Written exercise: Please restate the following records word for word.

____________________

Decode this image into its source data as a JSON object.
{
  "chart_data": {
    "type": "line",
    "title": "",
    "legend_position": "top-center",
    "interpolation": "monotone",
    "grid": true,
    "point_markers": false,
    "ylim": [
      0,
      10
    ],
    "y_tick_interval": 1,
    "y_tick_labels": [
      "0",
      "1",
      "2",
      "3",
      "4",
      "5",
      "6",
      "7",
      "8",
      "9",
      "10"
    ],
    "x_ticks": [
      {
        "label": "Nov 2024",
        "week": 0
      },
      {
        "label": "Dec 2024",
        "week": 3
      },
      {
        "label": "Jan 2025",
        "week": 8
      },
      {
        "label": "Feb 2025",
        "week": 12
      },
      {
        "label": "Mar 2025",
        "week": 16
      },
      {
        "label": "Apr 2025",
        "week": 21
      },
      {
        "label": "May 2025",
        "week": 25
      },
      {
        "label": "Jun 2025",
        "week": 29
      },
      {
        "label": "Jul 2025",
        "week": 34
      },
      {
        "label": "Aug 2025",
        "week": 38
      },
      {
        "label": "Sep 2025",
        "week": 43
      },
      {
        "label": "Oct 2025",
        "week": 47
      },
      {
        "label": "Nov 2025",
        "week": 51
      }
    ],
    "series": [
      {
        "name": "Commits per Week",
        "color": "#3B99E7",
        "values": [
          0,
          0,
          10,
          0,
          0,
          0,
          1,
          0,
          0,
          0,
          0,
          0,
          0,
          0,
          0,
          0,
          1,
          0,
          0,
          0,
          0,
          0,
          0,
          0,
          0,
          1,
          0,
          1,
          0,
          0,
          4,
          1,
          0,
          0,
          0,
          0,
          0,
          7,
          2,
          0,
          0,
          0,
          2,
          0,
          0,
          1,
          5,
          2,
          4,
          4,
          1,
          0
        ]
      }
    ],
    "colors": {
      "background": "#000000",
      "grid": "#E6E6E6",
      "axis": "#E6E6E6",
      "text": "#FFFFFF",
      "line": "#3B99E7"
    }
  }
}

____________________

Reply:
Decode this image into its source data as a JSON object.
{
  "chart_data": {
    "type": "line",
    "title": "",
    "legend_position": "top-center",
    "interpolation": "monotone",
    "grid": true,
    "point_markers": false,
    "ylim": [
      0,
      10
    ],
    "y_tick_interval": 1,
    "y_tick_labels": [
      "0",
      "1",
      "2",
      "3",
      "4",
      "5",
      "6",
      "7",
      "8",
      "9",
      "10"
    ],
    "x_ticks": [
      {
        "label": "Nov 2024",
        "week": 0
      },
      {
        "label": "Dec 2024",
        "week": 3
      },
      {
        "label": "Jan 2025",
        "week": 8
      },
      {
        "label": "Feb 2025",
        "week": 12
      },
      {
        "label": "Mar 2025",
        "week": 16
      },
      {
        "label": "Apr 2025",
        "week": 21
      },
      {
        "label": "May 2025",
        "week": 25
      },
      {
        "label": "Jun 2025",
        "week": 29
      },
      {
        "label": "Jul 2025",
        "week": 34
      },
      {
        "label": "Aug 2025",
        "week": 38
      },
      {
        "label": "Sep 2025",
        "week": 43
      },
      {
        "label": "Oct 2025",
        "week": 47
      },
      {
        "label": "Nov 2025",
        "week": 51
      }
    ],
    "series": [
      {
        "name": "Commits per Week",
        "color": "#3B99E7",
        "values": [
          0,
          0,
          10,
          0,
          0,
          0,
          1,
          0,
          0,
          0,
          0,
          0,
          0,
          0,
          0,
          0,
          1,
          0,
          0,
          0,
          0,
          0,
          0,
          0,
          0,
          1,
          0,
          1,
          0,
          0,
          4,
          1,
          0,
          0,
          0,
          0,
          0,
          7,
          2,
          0,
          0,
          0,
          2,
          0,
          0,
          1,
          5,
          2,
          4,
          4,
          1,
          0
        ]
      }
    ],
    "colors": {
      "background": "#000000",
      "grid": "#E6E6E6",
      "axis": "#E6E6E6",
      "text": "#FFFFFF",
      "line": "#3B99E7"
    }
  }
}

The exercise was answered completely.